-- WORK REQUIRED --
Transcribe each entry below exactly. Pictures do not go in the copy.
Start of RECORDS SHOWN
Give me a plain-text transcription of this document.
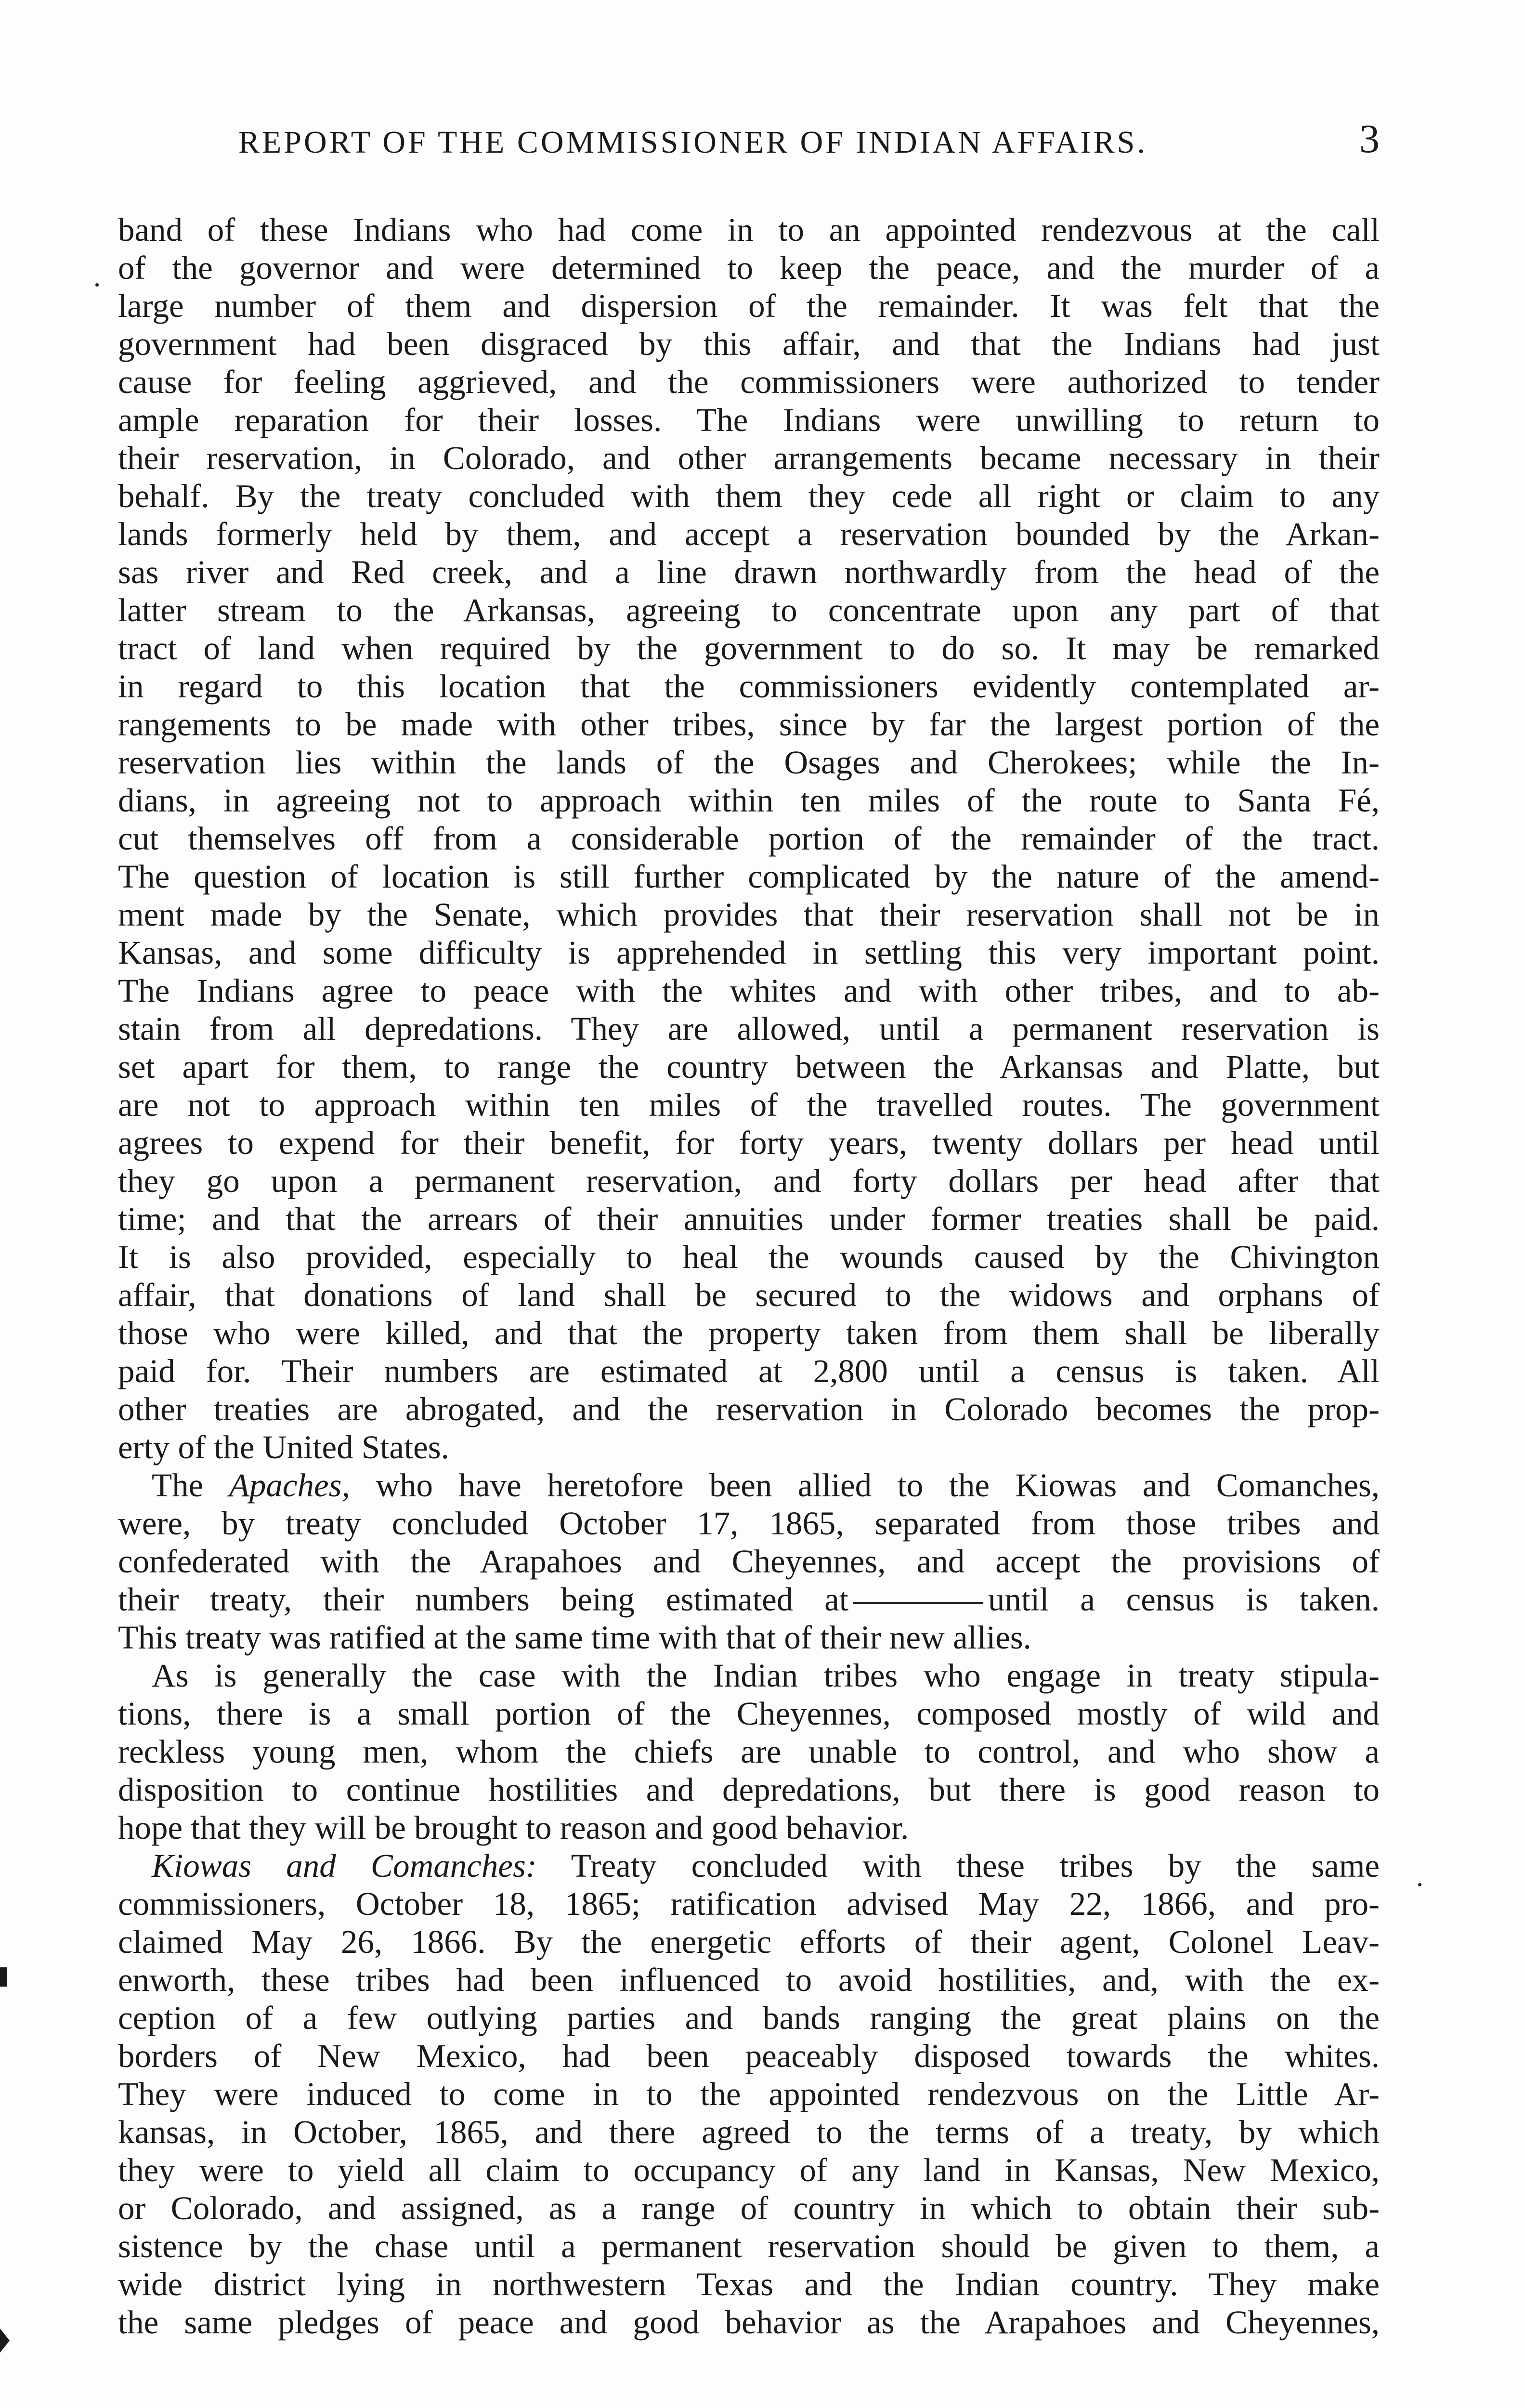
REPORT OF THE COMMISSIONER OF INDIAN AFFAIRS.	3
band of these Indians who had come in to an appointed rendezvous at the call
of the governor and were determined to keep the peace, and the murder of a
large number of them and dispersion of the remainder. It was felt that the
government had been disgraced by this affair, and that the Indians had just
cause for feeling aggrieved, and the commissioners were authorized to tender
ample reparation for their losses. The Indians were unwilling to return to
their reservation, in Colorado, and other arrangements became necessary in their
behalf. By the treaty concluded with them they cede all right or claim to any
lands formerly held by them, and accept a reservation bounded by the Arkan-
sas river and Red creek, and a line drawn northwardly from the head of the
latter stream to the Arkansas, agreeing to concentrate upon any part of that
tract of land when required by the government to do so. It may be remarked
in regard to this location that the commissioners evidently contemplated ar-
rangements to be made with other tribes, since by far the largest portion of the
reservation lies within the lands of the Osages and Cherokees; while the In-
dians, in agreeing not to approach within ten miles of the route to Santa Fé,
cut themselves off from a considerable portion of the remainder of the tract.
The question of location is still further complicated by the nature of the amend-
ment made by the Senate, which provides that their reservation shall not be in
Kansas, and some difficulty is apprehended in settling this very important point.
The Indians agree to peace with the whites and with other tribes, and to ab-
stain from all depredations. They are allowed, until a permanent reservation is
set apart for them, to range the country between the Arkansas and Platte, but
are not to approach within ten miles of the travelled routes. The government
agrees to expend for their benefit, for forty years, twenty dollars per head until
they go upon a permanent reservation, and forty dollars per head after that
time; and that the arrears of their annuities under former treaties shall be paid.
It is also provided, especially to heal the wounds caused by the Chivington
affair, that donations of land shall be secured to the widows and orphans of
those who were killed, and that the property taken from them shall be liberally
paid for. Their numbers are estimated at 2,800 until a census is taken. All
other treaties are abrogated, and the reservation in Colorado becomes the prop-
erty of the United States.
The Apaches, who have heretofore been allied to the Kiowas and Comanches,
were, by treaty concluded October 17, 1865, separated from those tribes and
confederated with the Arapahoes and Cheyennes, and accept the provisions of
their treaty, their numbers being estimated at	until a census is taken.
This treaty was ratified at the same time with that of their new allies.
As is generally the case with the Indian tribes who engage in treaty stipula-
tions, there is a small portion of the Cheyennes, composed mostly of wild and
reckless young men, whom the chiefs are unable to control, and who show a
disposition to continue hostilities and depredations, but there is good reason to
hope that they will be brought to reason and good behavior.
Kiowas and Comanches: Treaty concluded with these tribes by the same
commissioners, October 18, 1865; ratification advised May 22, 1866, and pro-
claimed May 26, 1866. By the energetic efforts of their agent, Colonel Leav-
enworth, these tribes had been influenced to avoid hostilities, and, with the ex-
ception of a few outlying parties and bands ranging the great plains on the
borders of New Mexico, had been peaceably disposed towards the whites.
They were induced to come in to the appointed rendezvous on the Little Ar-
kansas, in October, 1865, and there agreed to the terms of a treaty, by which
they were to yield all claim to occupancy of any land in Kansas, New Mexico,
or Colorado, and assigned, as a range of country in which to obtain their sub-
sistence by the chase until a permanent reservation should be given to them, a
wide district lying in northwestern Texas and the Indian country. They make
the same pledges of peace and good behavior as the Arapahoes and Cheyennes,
End of RECORDS SHOWN
-- OUTPUT OF THE TASK --
Give me a plain-text transcription of this document.
REPORT OF THE COMMISSIONER OF INDIAN AFFAIRS.	3
band of these Indians who had come in to an appointed rendezvous at the call
of the governor and were determined to keep the peace, and the murder of a
large number of them and dispersion of the remainder. It was felt that the
government had been disgraced by this affair, and that the Indians had just
cause for feeling aggrieved, and the commissioners were authorized to tender
ample reparation for their losses. The Indians were unwilling to return to
their reservation, in Colorado, and other arrangements became necessary in their
behalf. By the treaty concluded with them they cede all right or claim to any
lands formerly held by them, and accept a reservation bounded by the Arkan-
sas river and Red creek, and a line drawn northwardly from the head of the
latter stream to the Arkansas, agreeing to concentrate upon any part of that
tract of land when required by the government to do so. It may be remarked
in regard to this location that the commissioners evidently contemplated ar-
rangements to be made with other tribes, since by far the largest portion of the
reservation lies within the lands of the Osages and Cherokees; while the In-
dians, in agreeing not to approach within ten miles of the route to Santa Fé,
cut themselves off from a considerable portion of the remainder of the tract.
The question of location is still further complicated by the nature of the amend-
ment made by the Senate, which provides that their reservation shall not be in
Kansas, and some difficulty is apprehended in settling this very important point.
The Indians agree to peace with the whites and with other tribes, and to ab-
stain from all depredations. They are allowed, until a permanent reservation is
set apart for them, to range the country between the Arkansas and Platte, but
are not to approach within ten miles of the travelled routes. The government
agrees to expend for their benefit, for forty years, twenty dollars per head until
they go upon a permanent reservation, and forty dollars per head after that
time; and that the arrears of their annuities under former treaties shall be paid.
It is also provided, especially to heal the wounds caused by the Chivington
affair, that donations of land shall be secured to the widows and orphans of
those who were killed, and that the property taken from them shall be liberally
paid for. Their numbers are estimated at 2,800 until a census is taken. All
other treaties are abrogated, and the reservation in Colorado becomes the prop-
erty of the United States.
The Apaches, who have heretofore been allied to the Kiowas and Comanches,
were, by treaty concluded October 17, 1865, separated from those tribes and
confederated with the Arapahoes and Cheyennes, and accept the provisions of
their treaty, their numbers being estimated at	until a census is taken.
This treaty was ratified at the same time with that of their new allies.
As is generally the case with the Indian tribes who engage in treaty stipula-
tions, there is a small portion of the Cheyennes, composed mostly of wild and
reckless young men, whom the chiefs are unable to control, and who show a
disposition to continue hostilities and depredations, but there is good reason to
hope that they will be brought to reason and good behavior.
Kiowas and Comanches: Treaty concluded with these tribes by the same
commissioners, October 18, 1865; ratification advised May 22, 1866, and pro-
claimed May 26, 1866. By the energetic efforts of their agent, Colonel Leav-
enworth, these tribes had been influenced to avoid hostilities, and, with the ex-
ception of a few outlying parties and bands ranging the great plains on the
borders of New Mexico, had been peaceably disposed towards the whites.
They were induced to come in to the appointed rendezvous on the Little Ar-
kansas, in October, 1865, and there agreed to the terms of a treaty, by which
they were to yield all claim to occupancy of any land in Kansas, New Mexico,
or Colorado, and assigned, as a range of country in which to obtain their sub-
sistence by the chase until a permanent reservation should be given to them, a
wide district lying in northwestern Texas and the Indian country. They make
the same pledges of peace and good behavior as the Arapahoes and Cheyennes,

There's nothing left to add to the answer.